Work out how many lines below hold the string "manifested" and state only that figure.

[[ The data open ]]

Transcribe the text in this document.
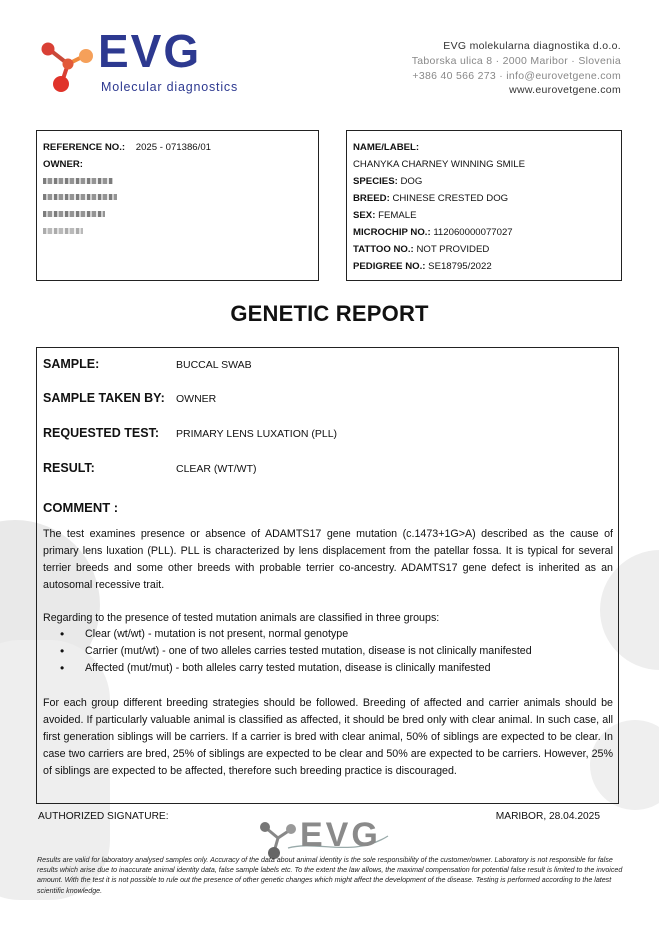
EVG
Molecular diagnostics
EVG molekularna diagnostika d.o.o.
Taborska ulica 8 · 2000 Maribor · Slovenia
+386 40 566 273 · info@eurovetgene.com
www.eurovetgene.com
REFERENCE NO.: 2025 - 071386/01
OWNER:
NAME/LABEL:
CHANYKA CHARNEY WINNING SMILE
SPECIES: DOG
BREED: CHINESE CRESTED DOG
SEX: FEMALE
MICROCHIP NO.: 112060000077027
TATTOO NO.: NOT PROVIDED
PEDIGREE NO.: SE18795/2022
GENETIC REPORT
SAMPLE:	BUCCAL SWAB
SAMPLE TAKEN BY: OWNER
REQUESTED TEST: PRIMARY LENS LUXATION (PLL)
RESULT:	CLEAR (WT/WT)
COMMENT :
The test examines presence or absence of ADAMTS17 gene mutation (c.1473+1G>A) described as the cause of primary lens luxation (PLL). PLL is characterized by lens displacement from the patellar fossa. It is typical for several terrier breeds and some other breeds with probable terrier co-ancestry. ADAMTS17 gene defect is inherited as an autosomal recessive trait.
Regarding to the presence of tested mutation animals are classified in three groups:
• Clear (wt/wt) - mutation is not present, normal genotype
• Carrier (mut/wt) - one of two alleles carries tested mutation, disease is not clinically manifested
• Affected (mut/mut) - both alleles carry tested mutation, disease is clinically manifested
For each group different breeding strategies should be followed. Breeding of affected and carrier animals should be avoided. If particularly valuable animal is classified as affected, it should be bred only with clear animal. In such case, all first generation siblings will be carriers. If a carrier is bred with clear animal, 50% of siblings are expected to be clear. In case two carriers are bred, 25% of siblings are expected to be clear and 50% are expected to be carriers. However, 25% of siblings are expected to be affected, therefore such breeding practice is discouraged.
AUTHORIZED SIGNATURE:	MARIBOR, 28.04.2025
EVG
Results are valid for laboratory analysed samples only. Accuracy of the data about animal identity is the sole responsibility of the customer/owner. Laboratory is not responsible for false results which arise due to inaccurate animal identity data, false sample labels etc. To the extent the law allows, the maximal compensation for potential false result is limited to the invoiced amount. With the test it is not possible to rule out the presence of other genetic changes which might affect the development of the disease. Testing is performed according to the latest scientific knowledge.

[[ The data closed ]]

__Response to this task__
2